◆ TASK DESCRIPTION ◆
Copy every line that holds "SRMTID".

◆ MATERIAL TO PROCESS ◆

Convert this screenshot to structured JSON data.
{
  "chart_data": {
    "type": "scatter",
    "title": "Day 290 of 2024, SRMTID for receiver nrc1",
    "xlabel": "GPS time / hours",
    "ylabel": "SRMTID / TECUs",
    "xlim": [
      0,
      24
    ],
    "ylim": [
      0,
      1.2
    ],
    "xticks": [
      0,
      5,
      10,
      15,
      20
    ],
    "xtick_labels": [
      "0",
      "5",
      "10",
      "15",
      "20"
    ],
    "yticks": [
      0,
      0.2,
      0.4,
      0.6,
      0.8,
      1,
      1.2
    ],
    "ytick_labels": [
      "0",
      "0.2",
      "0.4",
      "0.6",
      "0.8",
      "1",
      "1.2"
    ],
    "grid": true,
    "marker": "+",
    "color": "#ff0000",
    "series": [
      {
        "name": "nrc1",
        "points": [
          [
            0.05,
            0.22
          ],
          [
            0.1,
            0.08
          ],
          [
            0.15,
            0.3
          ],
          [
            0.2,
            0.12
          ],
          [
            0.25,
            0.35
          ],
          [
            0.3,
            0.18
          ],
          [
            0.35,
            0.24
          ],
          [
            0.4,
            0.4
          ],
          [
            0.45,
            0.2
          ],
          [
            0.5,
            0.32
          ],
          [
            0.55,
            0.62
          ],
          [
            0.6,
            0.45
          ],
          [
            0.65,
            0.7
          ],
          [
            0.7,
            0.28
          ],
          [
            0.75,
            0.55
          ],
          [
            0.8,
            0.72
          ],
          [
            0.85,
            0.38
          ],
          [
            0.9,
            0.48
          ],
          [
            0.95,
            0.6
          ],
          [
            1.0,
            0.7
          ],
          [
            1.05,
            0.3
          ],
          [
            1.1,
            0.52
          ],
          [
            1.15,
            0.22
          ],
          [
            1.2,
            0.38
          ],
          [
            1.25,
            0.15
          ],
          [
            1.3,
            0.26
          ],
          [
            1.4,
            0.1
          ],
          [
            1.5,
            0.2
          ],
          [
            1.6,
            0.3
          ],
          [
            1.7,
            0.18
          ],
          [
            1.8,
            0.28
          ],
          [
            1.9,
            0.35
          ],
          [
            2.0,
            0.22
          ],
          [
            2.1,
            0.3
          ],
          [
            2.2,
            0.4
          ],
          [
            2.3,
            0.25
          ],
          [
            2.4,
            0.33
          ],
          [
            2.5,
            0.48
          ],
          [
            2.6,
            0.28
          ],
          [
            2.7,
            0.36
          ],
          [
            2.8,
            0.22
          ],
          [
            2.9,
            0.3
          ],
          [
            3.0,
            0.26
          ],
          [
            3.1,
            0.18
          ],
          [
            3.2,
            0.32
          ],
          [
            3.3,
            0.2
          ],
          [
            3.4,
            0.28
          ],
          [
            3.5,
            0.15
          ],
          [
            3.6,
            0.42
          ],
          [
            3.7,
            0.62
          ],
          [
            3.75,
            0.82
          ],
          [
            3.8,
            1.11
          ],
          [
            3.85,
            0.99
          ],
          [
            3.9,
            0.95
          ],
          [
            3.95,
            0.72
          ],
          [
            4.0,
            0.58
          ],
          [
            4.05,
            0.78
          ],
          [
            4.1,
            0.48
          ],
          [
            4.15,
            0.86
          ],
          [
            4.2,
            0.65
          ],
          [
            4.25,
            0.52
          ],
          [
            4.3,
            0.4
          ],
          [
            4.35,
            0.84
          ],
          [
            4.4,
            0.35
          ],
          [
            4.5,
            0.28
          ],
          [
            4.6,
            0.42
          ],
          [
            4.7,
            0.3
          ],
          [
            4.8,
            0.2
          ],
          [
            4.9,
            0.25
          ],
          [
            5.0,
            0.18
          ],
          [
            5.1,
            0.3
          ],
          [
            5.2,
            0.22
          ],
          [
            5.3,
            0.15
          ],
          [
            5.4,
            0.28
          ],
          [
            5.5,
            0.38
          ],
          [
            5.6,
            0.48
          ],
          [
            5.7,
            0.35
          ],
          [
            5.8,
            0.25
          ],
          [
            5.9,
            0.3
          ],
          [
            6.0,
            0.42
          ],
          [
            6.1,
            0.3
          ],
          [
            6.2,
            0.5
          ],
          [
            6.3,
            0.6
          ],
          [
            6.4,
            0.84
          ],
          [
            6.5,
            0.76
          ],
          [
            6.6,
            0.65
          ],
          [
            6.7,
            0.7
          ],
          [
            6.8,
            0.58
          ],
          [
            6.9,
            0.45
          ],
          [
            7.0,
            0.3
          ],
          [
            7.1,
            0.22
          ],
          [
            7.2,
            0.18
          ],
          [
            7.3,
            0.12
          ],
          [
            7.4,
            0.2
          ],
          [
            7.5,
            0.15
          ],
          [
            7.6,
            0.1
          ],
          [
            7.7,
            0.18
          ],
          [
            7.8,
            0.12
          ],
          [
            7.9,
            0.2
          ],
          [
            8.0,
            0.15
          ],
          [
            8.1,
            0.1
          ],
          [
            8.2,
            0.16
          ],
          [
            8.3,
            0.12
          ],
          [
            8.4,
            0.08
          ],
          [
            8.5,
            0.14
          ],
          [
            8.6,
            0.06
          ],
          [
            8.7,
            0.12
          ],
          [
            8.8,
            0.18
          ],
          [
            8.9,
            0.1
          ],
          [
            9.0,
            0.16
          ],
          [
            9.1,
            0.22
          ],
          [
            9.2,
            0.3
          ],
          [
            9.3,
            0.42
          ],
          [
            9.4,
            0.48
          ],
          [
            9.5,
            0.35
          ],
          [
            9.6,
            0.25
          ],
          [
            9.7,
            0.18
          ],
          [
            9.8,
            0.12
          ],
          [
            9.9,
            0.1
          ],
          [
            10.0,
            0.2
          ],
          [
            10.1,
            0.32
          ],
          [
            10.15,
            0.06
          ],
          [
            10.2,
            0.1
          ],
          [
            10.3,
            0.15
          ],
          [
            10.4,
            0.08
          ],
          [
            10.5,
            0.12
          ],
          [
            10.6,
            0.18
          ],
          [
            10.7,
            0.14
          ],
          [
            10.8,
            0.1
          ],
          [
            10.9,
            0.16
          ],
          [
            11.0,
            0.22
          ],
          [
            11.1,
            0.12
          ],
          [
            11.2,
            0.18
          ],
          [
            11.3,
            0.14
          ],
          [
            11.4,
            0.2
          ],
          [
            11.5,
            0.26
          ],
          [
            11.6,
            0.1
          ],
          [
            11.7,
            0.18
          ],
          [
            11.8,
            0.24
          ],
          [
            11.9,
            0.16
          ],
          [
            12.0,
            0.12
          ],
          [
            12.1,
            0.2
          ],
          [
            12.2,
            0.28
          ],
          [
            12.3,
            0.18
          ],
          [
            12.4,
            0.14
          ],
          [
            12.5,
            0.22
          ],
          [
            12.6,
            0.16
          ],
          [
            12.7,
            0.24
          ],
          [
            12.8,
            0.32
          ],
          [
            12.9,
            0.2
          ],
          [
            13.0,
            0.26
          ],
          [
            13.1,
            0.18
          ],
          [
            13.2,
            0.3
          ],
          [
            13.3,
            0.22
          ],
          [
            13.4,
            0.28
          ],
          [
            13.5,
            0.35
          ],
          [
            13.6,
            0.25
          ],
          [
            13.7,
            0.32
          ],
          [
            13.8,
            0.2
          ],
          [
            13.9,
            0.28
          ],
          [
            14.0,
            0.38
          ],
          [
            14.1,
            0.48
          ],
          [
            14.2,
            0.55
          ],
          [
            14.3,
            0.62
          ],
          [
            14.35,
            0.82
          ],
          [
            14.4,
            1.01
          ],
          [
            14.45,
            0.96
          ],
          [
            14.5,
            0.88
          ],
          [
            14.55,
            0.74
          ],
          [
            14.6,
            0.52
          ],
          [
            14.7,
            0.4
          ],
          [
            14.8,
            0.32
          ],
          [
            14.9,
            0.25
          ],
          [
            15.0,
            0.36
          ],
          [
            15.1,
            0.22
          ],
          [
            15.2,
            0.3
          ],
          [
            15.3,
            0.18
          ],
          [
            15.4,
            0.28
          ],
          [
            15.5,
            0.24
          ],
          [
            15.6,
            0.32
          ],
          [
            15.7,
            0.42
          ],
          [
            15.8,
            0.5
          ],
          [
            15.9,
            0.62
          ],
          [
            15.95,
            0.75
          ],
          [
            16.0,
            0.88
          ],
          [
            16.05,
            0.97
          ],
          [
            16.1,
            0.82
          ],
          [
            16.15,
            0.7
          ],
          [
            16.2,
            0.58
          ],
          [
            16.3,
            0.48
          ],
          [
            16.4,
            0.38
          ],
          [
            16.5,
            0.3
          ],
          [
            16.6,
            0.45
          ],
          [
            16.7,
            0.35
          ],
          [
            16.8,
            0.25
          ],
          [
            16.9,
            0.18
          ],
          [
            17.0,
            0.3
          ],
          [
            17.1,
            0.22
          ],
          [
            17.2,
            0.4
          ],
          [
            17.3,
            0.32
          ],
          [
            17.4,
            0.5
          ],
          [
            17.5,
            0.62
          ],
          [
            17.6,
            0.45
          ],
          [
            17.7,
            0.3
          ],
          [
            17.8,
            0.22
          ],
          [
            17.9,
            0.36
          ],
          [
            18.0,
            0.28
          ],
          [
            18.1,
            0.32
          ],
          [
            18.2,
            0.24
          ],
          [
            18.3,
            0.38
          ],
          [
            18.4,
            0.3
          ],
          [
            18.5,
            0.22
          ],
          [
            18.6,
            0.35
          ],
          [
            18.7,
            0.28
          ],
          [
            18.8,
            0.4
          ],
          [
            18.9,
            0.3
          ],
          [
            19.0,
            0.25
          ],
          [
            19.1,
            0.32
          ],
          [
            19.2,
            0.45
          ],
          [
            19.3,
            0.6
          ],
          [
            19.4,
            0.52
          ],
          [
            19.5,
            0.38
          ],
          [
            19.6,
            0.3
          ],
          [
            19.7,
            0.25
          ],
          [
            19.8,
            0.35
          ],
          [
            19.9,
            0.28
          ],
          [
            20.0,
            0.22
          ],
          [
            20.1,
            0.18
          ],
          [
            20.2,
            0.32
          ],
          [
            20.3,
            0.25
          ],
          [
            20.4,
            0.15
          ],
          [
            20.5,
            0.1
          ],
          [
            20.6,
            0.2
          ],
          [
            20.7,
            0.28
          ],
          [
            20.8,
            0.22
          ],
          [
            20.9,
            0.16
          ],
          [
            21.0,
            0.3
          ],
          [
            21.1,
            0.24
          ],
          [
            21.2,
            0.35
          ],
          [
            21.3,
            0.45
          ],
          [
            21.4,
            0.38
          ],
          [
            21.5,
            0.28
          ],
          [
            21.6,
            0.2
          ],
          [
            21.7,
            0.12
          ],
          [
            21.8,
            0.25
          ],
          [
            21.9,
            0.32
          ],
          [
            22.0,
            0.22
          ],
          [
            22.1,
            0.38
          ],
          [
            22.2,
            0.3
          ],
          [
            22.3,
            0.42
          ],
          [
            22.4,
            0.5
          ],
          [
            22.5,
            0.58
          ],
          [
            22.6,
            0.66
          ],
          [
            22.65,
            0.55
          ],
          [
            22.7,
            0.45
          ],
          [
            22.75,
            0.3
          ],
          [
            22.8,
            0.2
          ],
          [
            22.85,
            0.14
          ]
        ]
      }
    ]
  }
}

◆ TASK RESPONSE ◆
    "title": "Day 290 of 2024, SRMTID for receiver nrc1",
    "ylabel": "SRMTID / TECUs",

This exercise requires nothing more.